---------- AVAILABLE DATA ----------

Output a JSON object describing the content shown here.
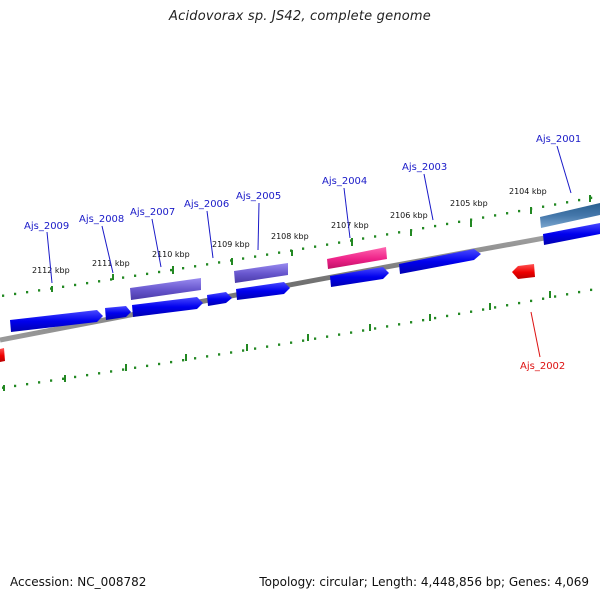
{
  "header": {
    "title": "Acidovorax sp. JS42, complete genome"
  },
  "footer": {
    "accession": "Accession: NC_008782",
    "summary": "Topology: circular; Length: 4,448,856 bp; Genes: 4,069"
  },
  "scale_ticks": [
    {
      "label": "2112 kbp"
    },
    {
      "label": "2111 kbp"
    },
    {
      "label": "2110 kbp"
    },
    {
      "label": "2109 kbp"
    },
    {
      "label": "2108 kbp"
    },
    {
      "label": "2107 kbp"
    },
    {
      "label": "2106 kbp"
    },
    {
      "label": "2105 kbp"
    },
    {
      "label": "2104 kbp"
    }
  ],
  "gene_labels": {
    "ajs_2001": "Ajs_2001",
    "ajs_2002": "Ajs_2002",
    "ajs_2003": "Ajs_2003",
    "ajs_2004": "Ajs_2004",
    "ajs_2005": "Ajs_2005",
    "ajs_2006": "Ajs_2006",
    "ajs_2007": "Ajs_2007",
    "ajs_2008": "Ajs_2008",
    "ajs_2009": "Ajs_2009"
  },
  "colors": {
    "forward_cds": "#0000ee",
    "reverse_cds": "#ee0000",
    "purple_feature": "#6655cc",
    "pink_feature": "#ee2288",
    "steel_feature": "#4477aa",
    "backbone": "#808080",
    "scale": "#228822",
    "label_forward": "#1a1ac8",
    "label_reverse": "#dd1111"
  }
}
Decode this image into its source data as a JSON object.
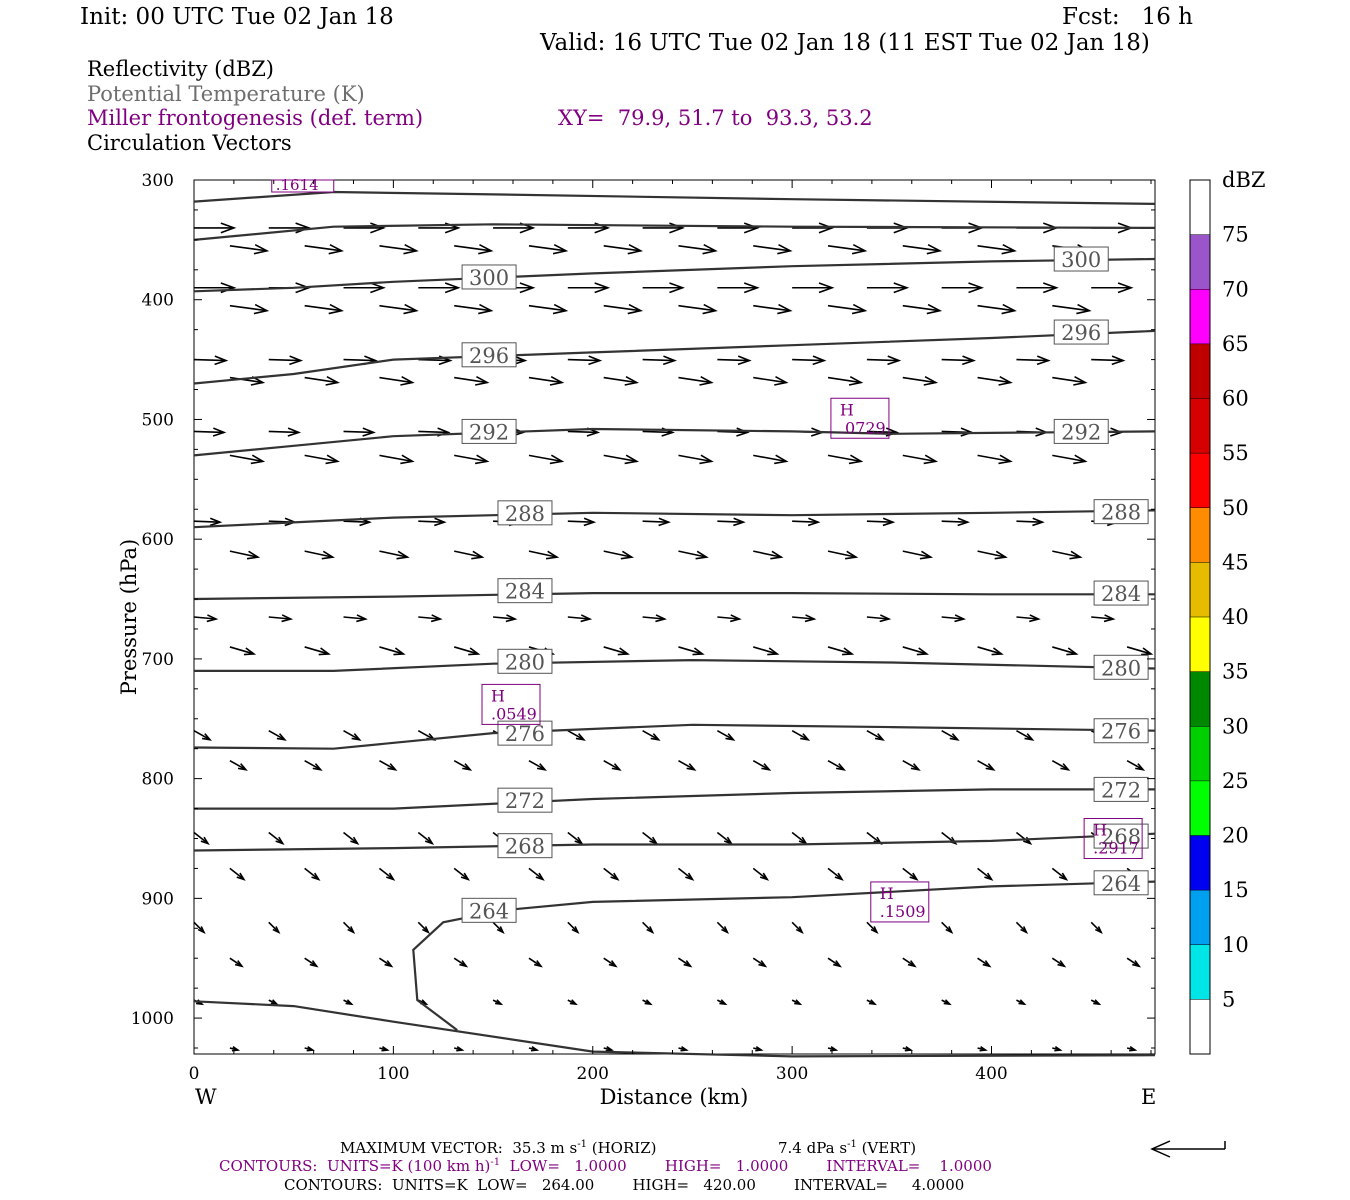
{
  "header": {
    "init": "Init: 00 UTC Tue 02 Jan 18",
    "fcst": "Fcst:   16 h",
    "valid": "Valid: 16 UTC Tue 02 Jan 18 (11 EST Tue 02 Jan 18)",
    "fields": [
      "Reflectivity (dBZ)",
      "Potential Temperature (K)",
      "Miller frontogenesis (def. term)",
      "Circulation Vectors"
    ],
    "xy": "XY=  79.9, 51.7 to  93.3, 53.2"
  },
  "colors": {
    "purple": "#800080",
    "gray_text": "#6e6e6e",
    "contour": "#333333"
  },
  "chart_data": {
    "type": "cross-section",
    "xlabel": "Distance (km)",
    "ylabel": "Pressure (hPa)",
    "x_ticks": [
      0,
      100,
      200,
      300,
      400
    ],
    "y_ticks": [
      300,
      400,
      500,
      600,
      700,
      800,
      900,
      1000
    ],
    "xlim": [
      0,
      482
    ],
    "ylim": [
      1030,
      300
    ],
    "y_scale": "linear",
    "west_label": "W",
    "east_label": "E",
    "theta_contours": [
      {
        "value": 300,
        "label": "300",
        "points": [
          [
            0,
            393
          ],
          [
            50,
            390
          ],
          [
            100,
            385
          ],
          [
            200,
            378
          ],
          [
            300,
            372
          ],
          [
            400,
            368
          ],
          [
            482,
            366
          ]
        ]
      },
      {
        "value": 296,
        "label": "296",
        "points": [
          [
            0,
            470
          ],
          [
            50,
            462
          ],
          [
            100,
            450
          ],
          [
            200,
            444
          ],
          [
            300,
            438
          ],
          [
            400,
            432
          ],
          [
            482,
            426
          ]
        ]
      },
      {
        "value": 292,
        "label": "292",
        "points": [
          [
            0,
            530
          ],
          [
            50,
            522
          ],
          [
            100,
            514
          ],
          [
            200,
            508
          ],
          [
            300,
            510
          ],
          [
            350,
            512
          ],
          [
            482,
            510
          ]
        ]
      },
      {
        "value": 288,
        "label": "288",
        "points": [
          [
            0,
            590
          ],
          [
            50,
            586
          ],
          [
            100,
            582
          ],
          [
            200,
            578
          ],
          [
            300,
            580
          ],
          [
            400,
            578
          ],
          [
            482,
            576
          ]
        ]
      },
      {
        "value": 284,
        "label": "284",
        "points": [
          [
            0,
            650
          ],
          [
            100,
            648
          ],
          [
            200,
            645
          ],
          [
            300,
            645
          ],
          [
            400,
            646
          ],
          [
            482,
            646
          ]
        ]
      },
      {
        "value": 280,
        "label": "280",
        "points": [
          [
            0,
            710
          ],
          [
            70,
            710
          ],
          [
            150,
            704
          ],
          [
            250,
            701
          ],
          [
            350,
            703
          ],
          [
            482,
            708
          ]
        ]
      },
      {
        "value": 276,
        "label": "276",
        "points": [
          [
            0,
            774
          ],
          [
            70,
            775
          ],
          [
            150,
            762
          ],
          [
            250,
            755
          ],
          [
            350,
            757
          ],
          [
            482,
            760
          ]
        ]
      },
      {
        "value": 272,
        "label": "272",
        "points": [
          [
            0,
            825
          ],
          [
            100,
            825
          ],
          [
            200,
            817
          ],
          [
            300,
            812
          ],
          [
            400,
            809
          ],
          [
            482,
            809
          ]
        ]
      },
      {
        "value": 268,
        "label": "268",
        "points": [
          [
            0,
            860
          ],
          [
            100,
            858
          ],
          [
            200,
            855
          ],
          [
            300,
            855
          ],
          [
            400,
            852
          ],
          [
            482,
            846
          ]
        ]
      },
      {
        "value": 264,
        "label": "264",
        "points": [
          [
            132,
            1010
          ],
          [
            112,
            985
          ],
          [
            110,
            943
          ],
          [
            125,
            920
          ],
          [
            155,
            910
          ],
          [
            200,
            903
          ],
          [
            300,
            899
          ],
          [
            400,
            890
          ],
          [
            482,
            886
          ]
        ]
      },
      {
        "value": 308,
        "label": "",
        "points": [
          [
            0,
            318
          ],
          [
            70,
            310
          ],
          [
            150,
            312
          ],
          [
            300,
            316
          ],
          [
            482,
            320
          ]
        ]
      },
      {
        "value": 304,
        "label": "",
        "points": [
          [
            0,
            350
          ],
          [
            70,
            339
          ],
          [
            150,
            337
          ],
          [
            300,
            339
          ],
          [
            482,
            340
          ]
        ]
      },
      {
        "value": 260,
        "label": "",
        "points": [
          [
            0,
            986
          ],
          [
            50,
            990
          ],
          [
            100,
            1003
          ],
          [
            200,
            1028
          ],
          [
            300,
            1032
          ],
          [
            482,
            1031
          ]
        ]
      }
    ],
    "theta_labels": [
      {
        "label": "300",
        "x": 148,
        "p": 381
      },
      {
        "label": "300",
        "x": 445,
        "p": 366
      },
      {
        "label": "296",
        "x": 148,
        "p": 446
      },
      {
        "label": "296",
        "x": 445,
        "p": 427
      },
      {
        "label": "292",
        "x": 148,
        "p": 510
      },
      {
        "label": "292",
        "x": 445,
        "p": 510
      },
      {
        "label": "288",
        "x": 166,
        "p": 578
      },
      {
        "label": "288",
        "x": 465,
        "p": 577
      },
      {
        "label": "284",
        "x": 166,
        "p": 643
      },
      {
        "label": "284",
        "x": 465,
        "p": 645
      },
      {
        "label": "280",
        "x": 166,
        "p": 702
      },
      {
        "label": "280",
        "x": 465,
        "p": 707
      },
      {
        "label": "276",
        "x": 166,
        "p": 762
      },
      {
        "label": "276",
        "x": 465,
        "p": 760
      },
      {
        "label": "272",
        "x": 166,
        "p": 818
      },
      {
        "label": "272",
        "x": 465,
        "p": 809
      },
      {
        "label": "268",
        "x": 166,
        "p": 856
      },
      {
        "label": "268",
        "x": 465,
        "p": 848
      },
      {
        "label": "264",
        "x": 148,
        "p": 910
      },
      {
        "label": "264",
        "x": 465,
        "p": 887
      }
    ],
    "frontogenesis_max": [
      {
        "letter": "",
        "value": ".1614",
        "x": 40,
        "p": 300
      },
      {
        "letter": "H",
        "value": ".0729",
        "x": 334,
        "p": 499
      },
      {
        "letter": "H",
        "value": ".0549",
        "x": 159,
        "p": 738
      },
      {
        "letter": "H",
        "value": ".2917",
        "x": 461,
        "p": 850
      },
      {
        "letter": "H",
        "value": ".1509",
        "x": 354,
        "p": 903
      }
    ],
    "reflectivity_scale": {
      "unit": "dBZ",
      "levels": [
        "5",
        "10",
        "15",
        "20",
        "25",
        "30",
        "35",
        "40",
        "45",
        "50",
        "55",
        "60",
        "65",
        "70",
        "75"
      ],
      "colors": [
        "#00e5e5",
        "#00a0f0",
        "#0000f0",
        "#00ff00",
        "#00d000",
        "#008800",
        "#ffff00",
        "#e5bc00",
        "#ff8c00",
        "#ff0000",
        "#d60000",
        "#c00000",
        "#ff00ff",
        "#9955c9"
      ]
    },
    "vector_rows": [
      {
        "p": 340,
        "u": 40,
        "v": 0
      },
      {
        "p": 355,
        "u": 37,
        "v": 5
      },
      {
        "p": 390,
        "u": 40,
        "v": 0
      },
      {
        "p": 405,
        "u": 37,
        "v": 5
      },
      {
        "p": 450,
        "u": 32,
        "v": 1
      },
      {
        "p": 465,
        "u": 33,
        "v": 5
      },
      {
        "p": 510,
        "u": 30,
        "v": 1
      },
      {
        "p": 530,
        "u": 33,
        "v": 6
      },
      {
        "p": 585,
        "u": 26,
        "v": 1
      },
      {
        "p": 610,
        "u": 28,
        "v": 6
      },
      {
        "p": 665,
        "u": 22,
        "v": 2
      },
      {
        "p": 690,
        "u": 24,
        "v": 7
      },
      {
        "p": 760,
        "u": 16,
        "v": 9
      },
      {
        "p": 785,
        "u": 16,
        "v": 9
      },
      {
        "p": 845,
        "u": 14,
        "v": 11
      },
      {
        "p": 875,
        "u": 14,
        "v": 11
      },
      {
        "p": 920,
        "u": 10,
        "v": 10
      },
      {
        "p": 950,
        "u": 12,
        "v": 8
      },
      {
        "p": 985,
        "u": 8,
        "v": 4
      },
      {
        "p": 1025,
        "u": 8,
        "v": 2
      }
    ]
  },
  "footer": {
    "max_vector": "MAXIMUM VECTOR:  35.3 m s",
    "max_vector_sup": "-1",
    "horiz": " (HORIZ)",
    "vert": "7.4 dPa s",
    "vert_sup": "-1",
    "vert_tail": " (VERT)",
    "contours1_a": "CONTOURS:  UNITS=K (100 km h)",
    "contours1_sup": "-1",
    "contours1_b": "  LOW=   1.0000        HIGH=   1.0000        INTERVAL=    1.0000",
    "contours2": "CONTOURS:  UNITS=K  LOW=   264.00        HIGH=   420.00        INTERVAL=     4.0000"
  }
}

----------

WHAT TO DO = From the records above, copy every line that holds the word "object".

REPLY =
Output a JSON object describing the content shown here.
Decode this image into its source data as a JSON object.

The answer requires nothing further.